-- Start of Input --

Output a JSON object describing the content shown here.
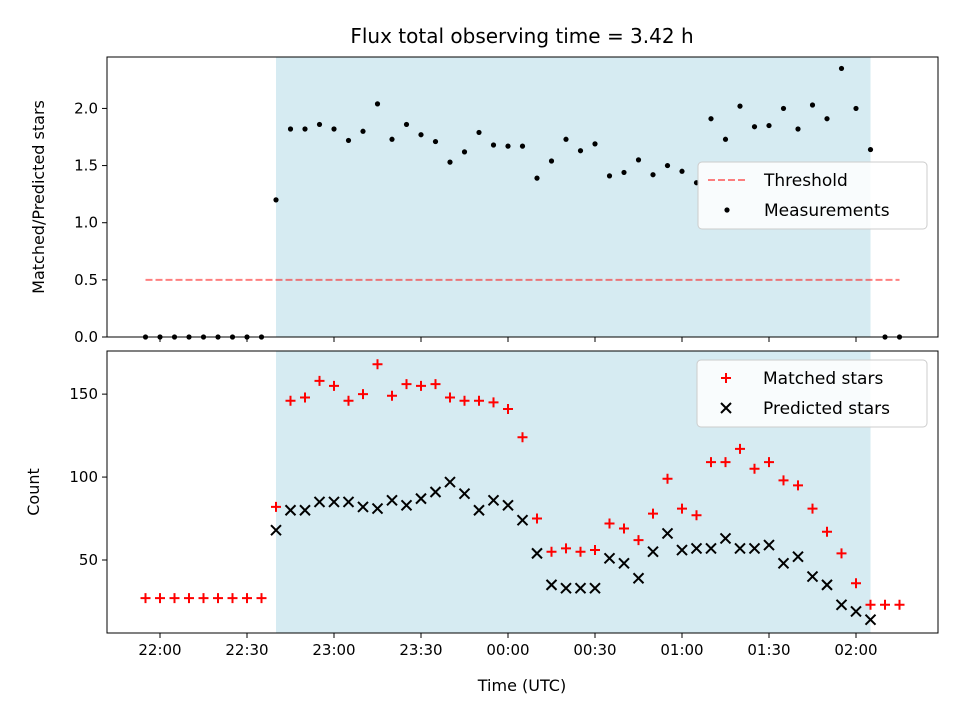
{
  "chart_data": [
    {
      "type": "scatter",
      "title": "Flux total observing time = 3.42 h",
      "xlabel": "",
      "ylabel": "Matched/Predicted stars",
      "x_tick_labels": [
        "22:00",
        "22:30",
        "23:00",
        "23:30",
        "00:00",
        "00:30",
        "01:00",
        "01:30",
        "02:00"
      ],
      "ylim": [
        0,
        2.45
      ],
      "yticks": [
        0.0,
        0.5,
        1.0,
        1.5,
        2.0
      ],
      "ytick_labels": [
        "0.0",
        "0.5",
        "1.0",
        "1.5",
        "2.0"
      ],
      "highlight_span": {
        "start": "22:40",
        "end": "02:05",
        "color": "#add8e6"
      },
      "threshold": {
        "name": "Threshold",
        "value": 0.5,
        "x_start": "21:55",
        "x_end": "02:15",
        "color": "#ff0000",
        "style": "dashed"
      },
      "legend": {
        "placement": "center-right",
        "entries": [
          "Threshold",
          "Measurements"
        ]
      },
      "series": [
        {
          "name": "Measurements",
          "color": "#000000",
          "marker": "dot",
          "x": [
            "21:55",
            "22:00",
            "22:05",
            "22:10",
            "22:15",
            "22:20",
            "22:25",
            "22:30",
            "22:35",
            "22:40",
            "22:45",
            "22:50",
            "22:55",
            "23:00",
            "23:05",
            "23:10",
            "23:15",
            "23:20",
            "23:25",
            "23:30",
            "23:35",
            "23:40",
            "23:45",
            "23:50",
            "23:55",
            "00:00",
            "00:05",
            "00:10",
            "00:15",
            "00:20",
            "00:25",
            "00:30",
            "00:35",
            "00:40",
            "00:45",
            "00:50",
            "00:55",
            "01:00",
            "01:05",
            "01:10",
            "01:15",
            "01:20",
            "01:25",
            "01:30",
            "01:35",
            "01:40",
            "01:45",
            "01:50",
            "01:55",
            "02:00",
            "02:05",
            "02:10",
            "02:15"
          ],
          "y": [
            0,
            0,
            0,
            0,
            0,
            0,
            0,
            0,
            0,
            1.2,
            1.82,
            1.82,
            1.86,
            1.82,
            1.72,
            1.8,
            2.04,
            1.73,
            1.86,
            1.77,
            1.71,
            1.53,
            1.62,
            1.79,
            1.68,
            1.67,
            1.67,
            1.39,
            1.54,
            1.73,
            1.63,
            1.69,
            1.41,
            1.44,
            1.55,
            1.42,
            1.5,
            1.45,
            1.35,
            1.91,
            1.73,
            2.02,
            1.84,
            1.85,
            2.0,
            1.82,
            2.03,
            1.91,
            2.35,
            2.0,
            1.64,
            0,
            0
          ]
        }
      ]
    },
    {
      "type": "scatter",
      "title": "",
      "xlabel": "Time (UTC)",
      "ylabel": "Count",
      "x_tick_labels": [
        "22:00",
        "22:30",
        "23:00",
        "23:30",
        "00:00",
        "00:30",
        "01:00",
        "01:30",
        "02:00"
      ],
      "ylim": [
        6,
        176
      ],
      "yticks": [
        50,
        100,
        150
      ],
      "ytick_labels": [
        "50",
        "100",
        "150"
      ],
      "highlight_span": {
        "start": "22:40",
        "end": "02:05",
        "color": "#add8e6"
      },
      "legend": {
        "placement": "top-right",
        "entries": [
          "Matched stars",
          "Predicted stars"
        ]
      },
      "series": [
        {
          "name": "Matched stars",
          "color": "#ff0000",
          "marker": "plus",
          "x": [
            "21:55",
            "22:00",
            "22:05",
            "22:10",
            "22:15",
            "22:20",
            "22:25",
            "22:30",
            "22:35",
            "22:40",
            "22:45",
            "22:50",
            "22:55",
            "23:00",
            "23:05",
            "23:10",
            "23:15",
            "23:20",
            "23:25",
            "23:30",
            "23:35",
            "23:40",
            "23:45",
            "23:50",
            "23:55",
            "00:00",
            "00:05",
            "00:10",
            "00:15",
            "00:20",
            "00:25",
            "00:30",
            "00:35",
            "00:40",
            "00:45",
            "00:50",
            "00:55",
            "01:00",
            "01:05",
            "01:10",
            "01:15",
            "01:20",
            "01:25",
            "01:30",
            "01:35",
            "01:40",
            "01:45",
            "01:50",
            "01:55",
            "02:00",
            "02:05",
            "02:10",
            "02:15"
          ],
          "y": [
            27,
            27,
            27,
            27,
            27,
            27,
            27,
            27,
            27,
            82,
            146,
            148,
            158,
            155,
            146,
            150,
            168,
            149,
            156,
            155,
            156,
            148,
            146,
            146,
            145,
            141,
            124,
            75,
            55,
            57,
            55,
            56,
            72,
            69,
            62,
            78,
            99,
            81,
            77,
            109,
            109,
            117,
            105,
            109,
            98,
            95,
            81,
            67,
            54,
            36,
            23,
            23,
            23
          ]
        },
        {
          "name": "Predicted stars",
          "color": "#000000",
          "marker": "x",
          "x": [
            "22:40",
            "22:45",
            "22:50",
            "22:55",
            "23:00",
            "23:05",
            "23:10",
            "23:15",
            "23:20",
            "23:25",
            "23:30",
            "23:35",
            "23:40",
            "23:45",
            "23:50",
            "23:55",
            "00:00",
            "00:05",
            "00:10",
            "00:15",
            "00:20",
            "00:25",
            "00:30",
            "00:35",
            "00:40",
            "00:45",
            "00:50",
            "00:55",
            "01:00",
            "01:05",
            "01:10",
            "01:15",
            "01:20",
            "01:25",
            "01:30",
            "01:35",
            "01:40",
            "01:45",
            "01:50",
            "01:55",
            "02:00",
            "02:05"
          ],
          "y": [
            68,
            80,
            80,
            85,
            85,
            85,
            82,
            81,
            86,
            83,
            87,
            91,
            97,
            90,
            80,
            86,
            83,
            74,
            54,
            35,
            33,
            33,
            33,
            51,
            48,
            39,
            55,
            66,
            56,
            57,
            57,
            63,
            57,
            57,
            59,
            48,
            52,
            40,
            35,
            23,
            19,
            14
          ]
        }
      ]
    }
  ]
}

-- End of Input --

▶ [Written instruction]:
Identify the lines that hold the word "title". Copy every one of them.

▶ [Answer to this problem]:
      "title": "Flux total observing time = 3.42 h",
      "title": "",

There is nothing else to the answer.